STATED EXERCISE - Scan the records and identify every line in which the string "MyNumber" occurs, then return those lines.

DATA FOR PROCESSING -
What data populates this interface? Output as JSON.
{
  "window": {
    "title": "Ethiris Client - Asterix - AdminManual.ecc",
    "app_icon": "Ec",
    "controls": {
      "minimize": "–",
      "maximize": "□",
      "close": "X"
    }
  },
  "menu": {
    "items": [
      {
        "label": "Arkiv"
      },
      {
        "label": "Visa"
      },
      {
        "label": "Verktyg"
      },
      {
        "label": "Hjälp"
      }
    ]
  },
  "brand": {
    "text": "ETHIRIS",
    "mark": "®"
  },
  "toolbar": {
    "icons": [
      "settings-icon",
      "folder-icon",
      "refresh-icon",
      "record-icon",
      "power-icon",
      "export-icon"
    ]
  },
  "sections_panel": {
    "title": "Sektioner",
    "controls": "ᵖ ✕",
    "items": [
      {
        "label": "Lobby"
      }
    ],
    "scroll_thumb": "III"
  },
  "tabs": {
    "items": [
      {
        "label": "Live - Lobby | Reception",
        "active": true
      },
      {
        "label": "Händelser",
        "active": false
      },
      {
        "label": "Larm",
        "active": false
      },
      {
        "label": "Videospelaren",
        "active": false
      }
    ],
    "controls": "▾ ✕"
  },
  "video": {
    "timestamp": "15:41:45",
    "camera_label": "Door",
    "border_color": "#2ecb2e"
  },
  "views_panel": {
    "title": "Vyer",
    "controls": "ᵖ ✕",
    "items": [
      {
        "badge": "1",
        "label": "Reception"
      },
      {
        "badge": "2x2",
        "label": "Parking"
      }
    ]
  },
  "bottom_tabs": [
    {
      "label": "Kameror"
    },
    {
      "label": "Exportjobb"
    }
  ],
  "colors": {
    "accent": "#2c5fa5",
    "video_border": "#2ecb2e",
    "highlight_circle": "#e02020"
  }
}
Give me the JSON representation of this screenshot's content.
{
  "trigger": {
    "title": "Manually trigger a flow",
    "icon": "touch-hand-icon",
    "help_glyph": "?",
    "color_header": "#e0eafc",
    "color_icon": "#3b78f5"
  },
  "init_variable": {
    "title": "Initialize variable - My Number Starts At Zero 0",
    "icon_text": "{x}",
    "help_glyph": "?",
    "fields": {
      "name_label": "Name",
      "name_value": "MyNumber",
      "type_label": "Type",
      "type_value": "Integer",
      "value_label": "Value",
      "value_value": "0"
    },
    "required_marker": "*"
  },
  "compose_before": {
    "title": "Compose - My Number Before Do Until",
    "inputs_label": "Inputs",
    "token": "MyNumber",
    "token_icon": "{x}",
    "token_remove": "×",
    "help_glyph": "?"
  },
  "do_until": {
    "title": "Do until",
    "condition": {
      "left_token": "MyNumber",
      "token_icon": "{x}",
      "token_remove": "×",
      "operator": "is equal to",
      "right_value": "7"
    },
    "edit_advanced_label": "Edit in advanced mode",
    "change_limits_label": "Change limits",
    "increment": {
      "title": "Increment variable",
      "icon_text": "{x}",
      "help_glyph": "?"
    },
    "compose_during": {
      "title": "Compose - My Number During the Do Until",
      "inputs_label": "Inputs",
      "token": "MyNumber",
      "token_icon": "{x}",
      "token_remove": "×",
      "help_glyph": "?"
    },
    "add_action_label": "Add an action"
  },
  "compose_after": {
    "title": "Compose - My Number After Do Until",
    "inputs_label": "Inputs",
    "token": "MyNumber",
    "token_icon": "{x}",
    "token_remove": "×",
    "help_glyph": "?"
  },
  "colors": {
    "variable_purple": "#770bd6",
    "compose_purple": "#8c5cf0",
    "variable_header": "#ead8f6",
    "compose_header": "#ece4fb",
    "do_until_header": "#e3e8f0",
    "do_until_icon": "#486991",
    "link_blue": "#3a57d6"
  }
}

EXERCISE ANSWER -
      "name_value": "MyNumber",
    "token": "MyNumber",
      "left_token": "MyNumber",
      "token": "MyNumber",
    "token": "MyNumber",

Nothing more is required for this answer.